WHAT TO WORK ON:
Print the data exactly as it is given, please.

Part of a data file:
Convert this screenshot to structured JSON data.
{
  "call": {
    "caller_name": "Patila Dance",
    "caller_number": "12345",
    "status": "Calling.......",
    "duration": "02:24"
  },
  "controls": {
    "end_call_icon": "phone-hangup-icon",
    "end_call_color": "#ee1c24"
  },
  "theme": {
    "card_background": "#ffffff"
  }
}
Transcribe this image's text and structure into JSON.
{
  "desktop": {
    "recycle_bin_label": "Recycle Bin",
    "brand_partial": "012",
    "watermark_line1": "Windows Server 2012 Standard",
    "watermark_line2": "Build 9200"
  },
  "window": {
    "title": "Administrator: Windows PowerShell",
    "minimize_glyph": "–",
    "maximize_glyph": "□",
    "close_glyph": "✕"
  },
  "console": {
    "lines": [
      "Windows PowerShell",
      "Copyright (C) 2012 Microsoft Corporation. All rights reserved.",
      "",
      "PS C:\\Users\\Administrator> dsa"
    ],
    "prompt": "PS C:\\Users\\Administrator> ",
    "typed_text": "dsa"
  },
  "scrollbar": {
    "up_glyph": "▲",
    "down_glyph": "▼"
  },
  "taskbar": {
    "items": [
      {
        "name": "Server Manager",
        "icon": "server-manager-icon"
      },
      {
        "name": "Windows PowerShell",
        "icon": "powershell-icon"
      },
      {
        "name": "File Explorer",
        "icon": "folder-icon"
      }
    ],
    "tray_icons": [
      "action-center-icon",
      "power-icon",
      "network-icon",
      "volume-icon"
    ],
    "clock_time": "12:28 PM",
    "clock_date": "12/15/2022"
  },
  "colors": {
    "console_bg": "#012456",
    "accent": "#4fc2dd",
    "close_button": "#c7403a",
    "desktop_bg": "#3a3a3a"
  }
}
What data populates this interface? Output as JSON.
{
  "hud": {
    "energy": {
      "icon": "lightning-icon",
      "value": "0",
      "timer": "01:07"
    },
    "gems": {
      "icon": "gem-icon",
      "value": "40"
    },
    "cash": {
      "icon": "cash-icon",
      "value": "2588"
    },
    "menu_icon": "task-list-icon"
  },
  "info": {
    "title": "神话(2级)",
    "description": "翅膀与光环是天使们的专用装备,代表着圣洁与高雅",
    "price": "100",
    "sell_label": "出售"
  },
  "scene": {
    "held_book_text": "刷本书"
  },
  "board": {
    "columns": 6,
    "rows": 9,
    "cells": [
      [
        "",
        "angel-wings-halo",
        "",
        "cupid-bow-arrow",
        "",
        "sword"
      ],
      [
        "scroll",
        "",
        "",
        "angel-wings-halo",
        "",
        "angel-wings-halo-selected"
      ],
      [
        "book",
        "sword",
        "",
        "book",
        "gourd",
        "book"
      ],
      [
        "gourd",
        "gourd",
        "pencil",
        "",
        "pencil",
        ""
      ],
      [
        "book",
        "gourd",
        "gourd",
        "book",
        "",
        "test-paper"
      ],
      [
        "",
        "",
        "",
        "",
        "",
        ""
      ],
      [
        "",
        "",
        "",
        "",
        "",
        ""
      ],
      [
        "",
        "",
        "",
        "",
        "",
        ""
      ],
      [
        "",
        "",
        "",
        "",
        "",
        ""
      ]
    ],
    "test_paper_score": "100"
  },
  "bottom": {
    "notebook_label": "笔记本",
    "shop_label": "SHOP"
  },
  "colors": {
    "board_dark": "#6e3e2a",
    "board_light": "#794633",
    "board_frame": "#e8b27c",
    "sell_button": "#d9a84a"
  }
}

WRITTEN ANSWER:
Convert this screenshot to structured JSON data.
{
  "call": {
    "caller_name": "Patila Dance",
    "caller_number": "12345",
    "status": "Calling.......",
    "duration": "02:24"
  },
  "controls": {
    "end_call_icon": "phone-hangup-icon",
    "end_call_color": "#ee1c24"
  },
  "theme": {
    "card_background": "#ffffff"
  }
}
Transcribe this image's text and structure into JSON.
{
  "desktop": {
    "recycle_bin_label": "Recycle Bin",
    "brand_partial": "012",
    "watermark_line1": "Windows Server 2012 Standard",
    "watermark_line2": "Build 9200"
  },
  "window": {
    "title": "Administrator: Windows PowerShell",
    "minimize_glyph": "–",
    "maximize_glyph": "□",
    "close_glyph": "✕"
  },
  "console": {
    "lines": [
      "Windows PowerShell",
      "Copyright (C) 2012 Microsoft Corporation. All rights reserved.",
      "",
      "PS C:\\Users\\Administrator> dsa"
    ],
    "prompt": "PS C:\\Users\\Administrator> ",
    "typed_text": "dsa"
  },
  "scrollbar": {
    "up_glyph": "▲",
    "down_glyph": "▼"
  },
  "taskbar": {
    "items": [
      {
        "name": "Server Manager",
        "icon": "server-manager-icon"
      },
      {
        "name": "Windows PowerShell",
        "icon": "powershell-icon"
      },
      {
        "name": "File Explorer",
        "icon": "folder-icon"
      }
    ],
    "tray_icons": [
      "action-center-icon",
      "power-icon",
      "network-icon",
      "volume-icon"
    ],
    "clock_time": "12:28 PM",
    "clock_date": "12/15/2022"
  },
  "colors": {
    "console_bg": "#012456",
    "accent": "#4fc2dd",
    "close_button": "#c7403a",
    "desktop_bg": "#3a3a3a"
  }
}
What data populates this interface? Output as JSON.
{
  "hud": {
    "energy": {
      "icon": "lightning-icon",
      "value": "0",
      "timer": "01:07"
    },
    "gems": {
      "icon": "gem-icon",
      "value": "40"
    },
    "cash": {
      "icon": "cash-icon",
      "value": "2588"
    },
    "menu_icon": "task-list-icon"
  },
  "info": {
    "title": "神话(2级)",
    "description": "翅膀与光环是天使们的专用装备,代表着圣洁与高雅",
    "price": "100",
    "sell_label": "出售"
  },
  "scene": {
    "held_book_text": "刷本书"
  },
  "board": {
    "columns": 6,
    "rows": 9,
    "cells": [
      [
        "",
        "angel-wings-halo",
        "",
        "cupid-bow-arrow",
        "",
        "sword"
      ],
      [
        "scroll",
        "",
        "",
        "angel-wings-halo",
        "",
        "angel-wings-halo-selected"
      ],
      [
        "book",
        "sword",
        "",
        "book",
        "gourd",
        "book"
      ],
      [
        "gourd",
        "gourd",
        "pencil",
        "",
        "pencil",
        ""
      ],
      [
        "book",
        "gourd",
        "gourd",
        "book",
        "",
        "test-paper"
      ],
      [
        "",
        "",
        "",
        "",
        "",
        ""
      ],
      [
        "",
        "",
        "",
        "",
        "",
        ""
      ],
      [
        "",
        "",
        "",
        "",
        "",
        ""
      ],
      [
        "",
        "",
        "",
        "",
        "",
        ""
      ]
    ],
    "test_paper_score": "100"
  },
  "bottom": {
    "notebook_label": "笔记本",
    "shop_label": "SHOP"
  },
  "colors": {
    "board_dark": "#6e3e2a",
    "board_light": "#794633",
    "board_frame": "#e8b27c",
    "sell_button": "#d9a84a"
  }
}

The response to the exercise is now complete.